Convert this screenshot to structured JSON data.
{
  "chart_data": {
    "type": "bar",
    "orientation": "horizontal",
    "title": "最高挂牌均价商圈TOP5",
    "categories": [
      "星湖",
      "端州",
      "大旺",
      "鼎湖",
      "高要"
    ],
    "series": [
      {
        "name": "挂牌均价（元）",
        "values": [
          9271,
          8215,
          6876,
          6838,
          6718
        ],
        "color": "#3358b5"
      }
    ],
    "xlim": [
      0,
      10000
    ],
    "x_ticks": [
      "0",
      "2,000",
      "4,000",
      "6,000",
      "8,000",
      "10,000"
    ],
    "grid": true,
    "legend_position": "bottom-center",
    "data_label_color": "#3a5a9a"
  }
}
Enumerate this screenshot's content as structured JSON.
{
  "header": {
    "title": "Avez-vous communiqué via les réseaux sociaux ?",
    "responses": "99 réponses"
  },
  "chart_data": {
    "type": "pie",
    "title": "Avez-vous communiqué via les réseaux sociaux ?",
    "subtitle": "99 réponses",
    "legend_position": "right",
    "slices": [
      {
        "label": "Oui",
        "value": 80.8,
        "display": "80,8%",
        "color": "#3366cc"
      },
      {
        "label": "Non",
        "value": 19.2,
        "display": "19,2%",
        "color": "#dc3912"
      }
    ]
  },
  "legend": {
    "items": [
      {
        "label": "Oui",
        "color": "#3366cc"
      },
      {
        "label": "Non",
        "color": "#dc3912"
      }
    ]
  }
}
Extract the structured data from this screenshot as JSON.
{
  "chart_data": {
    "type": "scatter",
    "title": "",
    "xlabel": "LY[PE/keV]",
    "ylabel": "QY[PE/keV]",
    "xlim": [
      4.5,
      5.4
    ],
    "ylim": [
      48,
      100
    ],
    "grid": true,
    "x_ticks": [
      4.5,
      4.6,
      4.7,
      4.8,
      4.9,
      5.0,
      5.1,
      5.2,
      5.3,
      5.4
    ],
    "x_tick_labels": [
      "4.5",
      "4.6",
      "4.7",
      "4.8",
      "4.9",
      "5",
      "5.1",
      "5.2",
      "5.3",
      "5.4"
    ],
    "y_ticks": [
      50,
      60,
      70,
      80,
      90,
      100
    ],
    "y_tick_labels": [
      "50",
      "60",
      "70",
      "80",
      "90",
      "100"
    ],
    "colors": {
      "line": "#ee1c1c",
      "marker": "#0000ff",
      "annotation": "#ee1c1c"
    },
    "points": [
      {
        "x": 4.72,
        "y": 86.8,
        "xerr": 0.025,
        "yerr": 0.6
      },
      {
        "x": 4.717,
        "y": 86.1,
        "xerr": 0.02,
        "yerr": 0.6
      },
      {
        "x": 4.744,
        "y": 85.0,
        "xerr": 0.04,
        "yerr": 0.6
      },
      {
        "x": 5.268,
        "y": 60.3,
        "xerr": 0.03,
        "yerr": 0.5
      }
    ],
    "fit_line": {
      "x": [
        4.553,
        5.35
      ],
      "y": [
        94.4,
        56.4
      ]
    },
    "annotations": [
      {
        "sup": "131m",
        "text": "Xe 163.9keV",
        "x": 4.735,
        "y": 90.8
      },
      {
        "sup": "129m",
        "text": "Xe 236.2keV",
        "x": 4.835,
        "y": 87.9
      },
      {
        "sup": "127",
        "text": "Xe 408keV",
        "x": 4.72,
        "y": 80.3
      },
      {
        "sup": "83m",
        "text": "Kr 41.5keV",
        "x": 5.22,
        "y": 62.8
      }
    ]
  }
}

****************************************

## Written instruction
Go through the preceding material and copy each line that has the word "this".

## Completed exercise
Convert this screenshot to structured JSON data.
Enumerate this screenshot's content as structured JSON.
Extract the structured data from this screenshot as JSON.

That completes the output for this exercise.